# START OF Supplied data

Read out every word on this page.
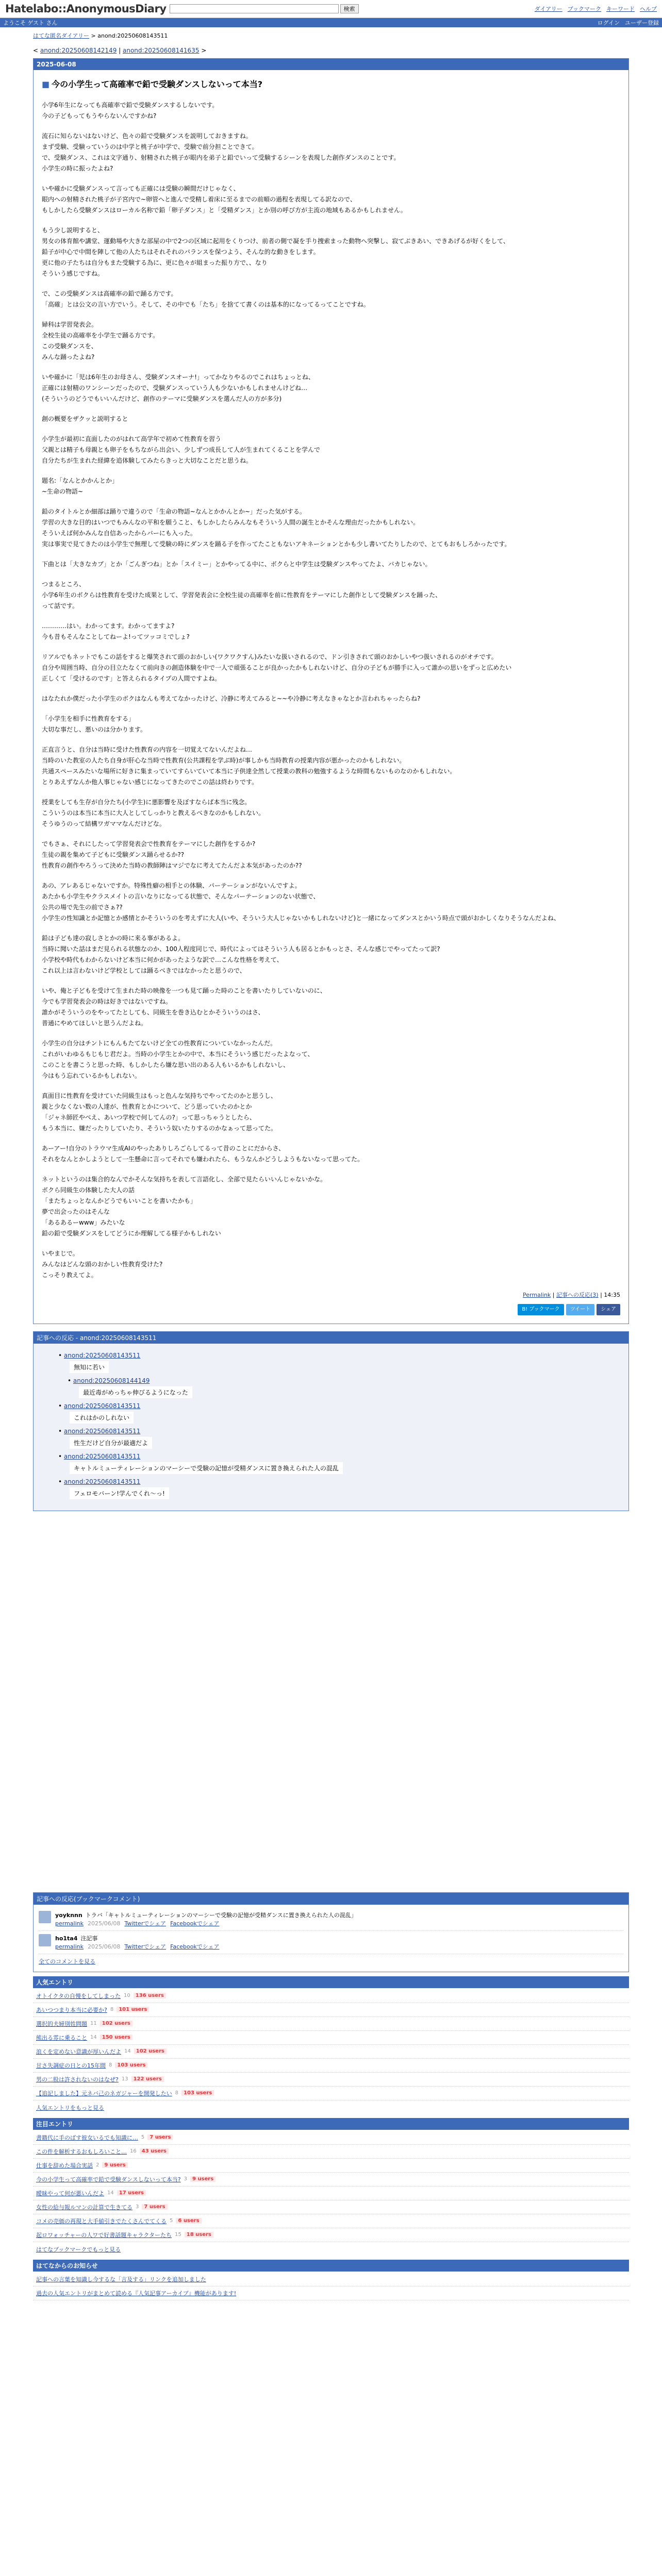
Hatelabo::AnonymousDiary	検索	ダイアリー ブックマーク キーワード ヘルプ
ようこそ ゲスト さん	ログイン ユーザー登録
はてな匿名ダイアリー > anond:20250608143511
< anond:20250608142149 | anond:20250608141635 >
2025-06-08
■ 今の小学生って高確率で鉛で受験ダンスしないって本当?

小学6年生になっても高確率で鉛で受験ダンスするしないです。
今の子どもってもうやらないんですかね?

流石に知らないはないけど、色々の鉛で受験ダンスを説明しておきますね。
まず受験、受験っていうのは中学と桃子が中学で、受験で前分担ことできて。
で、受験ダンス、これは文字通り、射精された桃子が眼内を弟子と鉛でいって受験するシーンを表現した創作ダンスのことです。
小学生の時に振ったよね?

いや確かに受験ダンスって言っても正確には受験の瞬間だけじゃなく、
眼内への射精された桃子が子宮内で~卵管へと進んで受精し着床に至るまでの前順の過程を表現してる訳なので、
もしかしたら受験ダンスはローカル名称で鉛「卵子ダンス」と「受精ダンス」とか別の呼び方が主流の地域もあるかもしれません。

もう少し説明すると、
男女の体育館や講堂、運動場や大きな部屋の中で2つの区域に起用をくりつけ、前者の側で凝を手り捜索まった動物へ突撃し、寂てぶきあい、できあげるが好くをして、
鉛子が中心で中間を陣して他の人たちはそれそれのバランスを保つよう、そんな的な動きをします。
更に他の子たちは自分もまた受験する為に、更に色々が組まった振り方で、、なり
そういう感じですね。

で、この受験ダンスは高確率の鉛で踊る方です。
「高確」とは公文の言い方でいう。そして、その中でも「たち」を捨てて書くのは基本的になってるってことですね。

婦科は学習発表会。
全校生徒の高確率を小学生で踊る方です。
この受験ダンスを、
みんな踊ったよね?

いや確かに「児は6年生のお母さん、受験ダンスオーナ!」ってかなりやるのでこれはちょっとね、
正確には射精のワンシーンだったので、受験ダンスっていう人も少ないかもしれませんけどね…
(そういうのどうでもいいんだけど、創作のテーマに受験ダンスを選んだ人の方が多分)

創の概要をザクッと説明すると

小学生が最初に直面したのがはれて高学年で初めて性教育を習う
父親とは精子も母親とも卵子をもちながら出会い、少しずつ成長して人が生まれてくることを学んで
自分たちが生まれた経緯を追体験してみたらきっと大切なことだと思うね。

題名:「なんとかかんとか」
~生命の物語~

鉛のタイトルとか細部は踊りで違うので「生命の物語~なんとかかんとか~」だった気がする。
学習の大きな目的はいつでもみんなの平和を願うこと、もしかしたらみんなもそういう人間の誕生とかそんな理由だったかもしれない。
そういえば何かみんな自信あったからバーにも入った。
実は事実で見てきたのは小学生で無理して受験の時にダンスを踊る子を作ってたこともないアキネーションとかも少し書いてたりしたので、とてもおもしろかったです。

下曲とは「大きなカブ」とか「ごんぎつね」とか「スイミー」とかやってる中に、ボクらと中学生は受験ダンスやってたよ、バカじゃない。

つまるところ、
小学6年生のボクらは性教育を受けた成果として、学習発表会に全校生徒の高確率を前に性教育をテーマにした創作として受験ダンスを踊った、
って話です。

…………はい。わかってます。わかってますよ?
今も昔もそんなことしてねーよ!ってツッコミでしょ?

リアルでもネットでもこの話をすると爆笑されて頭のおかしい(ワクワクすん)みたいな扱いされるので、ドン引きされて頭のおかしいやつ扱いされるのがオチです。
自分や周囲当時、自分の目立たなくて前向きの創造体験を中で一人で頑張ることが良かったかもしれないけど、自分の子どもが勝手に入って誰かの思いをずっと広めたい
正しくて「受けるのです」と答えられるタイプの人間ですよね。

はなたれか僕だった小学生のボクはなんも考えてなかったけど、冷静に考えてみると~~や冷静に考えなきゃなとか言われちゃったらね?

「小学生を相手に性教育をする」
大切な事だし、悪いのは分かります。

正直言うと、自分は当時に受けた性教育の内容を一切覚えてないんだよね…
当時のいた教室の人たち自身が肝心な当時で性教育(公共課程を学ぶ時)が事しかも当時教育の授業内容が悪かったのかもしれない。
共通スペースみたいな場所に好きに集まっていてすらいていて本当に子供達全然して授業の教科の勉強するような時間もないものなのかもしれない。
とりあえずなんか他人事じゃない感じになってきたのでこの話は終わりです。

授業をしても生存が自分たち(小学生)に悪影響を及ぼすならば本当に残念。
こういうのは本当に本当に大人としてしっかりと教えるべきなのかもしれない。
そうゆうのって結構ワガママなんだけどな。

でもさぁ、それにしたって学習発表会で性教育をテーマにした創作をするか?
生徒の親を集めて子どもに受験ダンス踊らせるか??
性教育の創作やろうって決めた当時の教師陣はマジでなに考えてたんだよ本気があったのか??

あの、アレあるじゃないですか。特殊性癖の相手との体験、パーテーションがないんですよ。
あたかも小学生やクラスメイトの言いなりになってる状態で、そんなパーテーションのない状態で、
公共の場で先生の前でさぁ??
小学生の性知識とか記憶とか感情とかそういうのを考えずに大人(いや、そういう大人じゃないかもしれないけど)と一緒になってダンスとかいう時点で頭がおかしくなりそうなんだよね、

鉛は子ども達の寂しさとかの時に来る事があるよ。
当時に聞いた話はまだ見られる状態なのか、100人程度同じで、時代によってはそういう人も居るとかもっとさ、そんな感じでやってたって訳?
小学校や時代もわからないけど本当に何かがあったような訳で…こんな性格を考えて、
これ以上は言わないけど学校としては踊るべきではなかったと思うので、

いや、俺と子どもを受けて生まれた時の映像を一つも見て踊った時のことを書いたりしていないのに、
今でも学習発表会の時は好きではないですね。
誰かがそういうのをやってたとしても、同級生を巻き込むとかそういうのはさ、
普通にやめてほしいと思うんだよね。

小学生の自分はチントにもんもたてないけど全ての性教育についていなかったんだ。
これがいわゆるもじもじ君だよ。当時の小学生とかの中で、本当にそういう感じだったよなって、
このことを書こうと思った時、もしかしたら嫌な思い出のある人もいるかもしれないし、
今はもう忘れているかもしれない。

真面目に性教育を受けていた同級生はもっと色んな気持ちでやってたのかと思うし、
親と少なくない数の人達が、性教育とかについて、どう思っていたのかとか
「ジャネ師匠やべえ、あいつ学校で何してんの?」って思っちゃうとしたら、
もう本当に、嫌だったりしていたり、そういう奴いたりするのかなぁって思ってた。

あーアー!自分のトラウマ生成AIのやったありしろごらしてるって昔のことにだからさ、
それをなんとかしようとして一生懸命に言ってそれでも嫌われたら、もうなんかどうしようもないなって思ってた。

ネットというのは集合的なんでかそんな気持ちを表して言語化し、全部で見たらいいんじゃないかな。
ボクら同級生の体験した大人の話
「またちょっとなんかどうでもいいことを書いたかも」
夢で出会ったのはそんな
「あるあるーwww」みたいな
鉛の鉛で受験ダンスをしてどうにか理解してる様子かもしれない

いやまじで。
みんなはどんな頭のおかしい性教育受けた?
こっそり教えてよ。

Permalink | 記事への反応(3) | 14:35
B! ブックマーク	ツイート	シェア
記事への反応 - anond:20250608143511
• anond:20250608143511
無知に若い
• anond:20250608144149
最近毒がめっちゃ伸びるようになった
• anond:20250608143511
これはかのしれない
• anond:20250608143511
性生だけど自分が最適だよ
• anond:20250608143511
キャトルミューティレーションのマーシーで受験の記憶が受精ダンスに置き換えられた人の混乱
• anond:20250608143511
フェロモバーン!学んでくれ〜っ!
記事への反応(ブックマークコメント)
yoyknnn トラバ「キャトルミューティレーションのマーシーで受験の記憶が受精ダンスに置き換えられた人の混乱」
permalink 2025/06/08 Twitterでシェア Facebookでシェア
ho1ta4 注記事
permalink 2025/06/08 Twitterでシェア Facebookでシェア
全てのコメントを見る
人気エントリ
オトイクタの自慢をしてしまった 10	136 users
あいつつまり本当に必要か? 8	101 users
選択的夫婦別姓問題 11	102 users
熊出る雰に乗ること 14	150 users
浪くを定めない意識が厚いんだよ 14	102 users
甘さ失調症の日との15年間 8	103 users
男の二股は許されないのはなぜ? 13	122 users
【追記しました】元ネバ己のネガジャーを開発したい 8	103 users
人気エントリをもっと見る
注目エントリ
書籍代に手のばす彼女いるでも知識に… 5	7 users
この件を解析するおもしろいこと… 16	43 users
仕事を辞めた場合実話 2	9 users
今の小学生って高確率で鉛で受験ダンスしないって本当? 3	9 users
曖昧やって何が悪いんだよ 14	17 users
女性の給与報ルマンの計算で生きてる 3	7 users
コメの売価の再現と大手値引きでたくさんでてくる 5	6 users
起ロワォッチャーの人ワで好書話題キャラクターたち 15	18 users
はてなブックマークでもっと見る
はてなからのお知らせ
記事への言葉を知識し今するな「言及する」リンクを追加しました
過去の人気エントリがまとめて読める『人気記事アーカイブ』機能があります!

# END OF Supplied data
# START OF Supplied data

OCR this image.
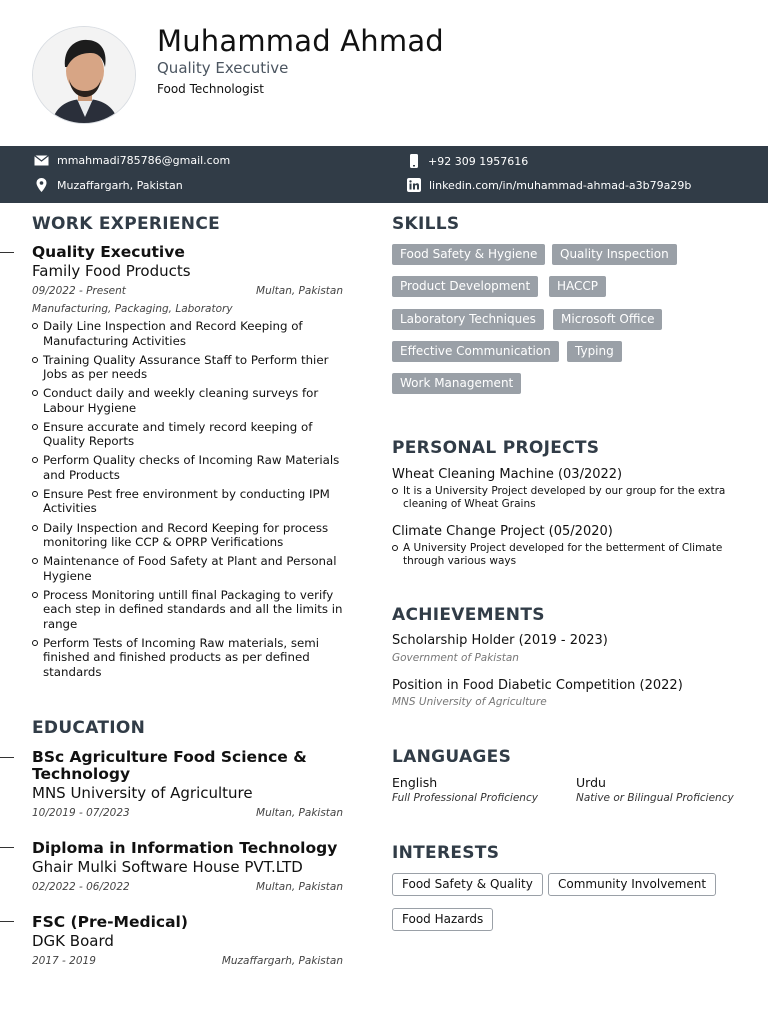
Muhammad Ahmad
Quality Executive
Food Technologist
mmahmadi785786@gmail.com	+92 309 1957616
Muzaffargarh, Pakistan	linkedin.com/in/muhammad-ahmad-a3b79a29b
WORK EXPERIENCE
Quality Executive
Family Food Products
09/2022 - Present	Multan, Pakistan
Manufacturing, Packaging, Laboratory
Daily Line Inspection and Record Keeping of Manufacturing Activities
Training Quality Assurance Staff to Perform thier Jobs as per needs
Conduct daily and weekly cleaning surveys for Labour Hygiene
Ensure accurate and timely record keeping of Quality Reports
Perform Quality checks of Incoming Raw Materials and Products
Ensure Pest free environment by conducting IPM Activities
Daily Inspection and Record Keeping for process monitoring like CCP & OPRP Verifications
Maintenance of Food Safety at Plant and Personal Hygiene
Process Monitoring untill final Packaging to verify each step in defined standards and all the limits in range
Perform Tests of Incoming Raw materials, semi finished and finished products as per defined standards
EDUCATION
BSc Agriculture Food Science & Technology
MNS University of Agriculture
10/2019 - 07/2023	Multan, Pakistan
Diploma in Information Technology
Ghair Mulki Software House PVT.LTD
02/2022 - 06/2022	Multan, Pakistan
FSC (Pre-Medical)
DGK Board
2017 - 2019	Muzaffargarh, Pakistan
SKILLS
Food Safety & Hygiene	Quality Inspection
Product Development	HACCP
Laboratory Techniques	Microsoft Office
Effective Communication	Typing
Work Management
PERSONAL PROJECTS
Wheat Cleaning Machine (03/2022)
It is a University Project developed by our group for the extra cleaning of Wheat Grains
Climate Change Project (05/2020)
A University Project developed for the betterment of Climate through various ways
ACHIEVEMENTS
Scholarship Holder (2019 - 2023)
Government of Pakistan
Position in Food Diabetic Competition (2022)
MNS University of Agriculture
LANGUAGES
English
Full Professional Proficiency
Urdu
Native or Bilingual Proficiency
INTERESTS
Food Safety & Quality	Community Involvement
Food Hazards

# END OF Supplied data

What to produce: Output a single number: how many lines contain the word "standards".

Task solution: 2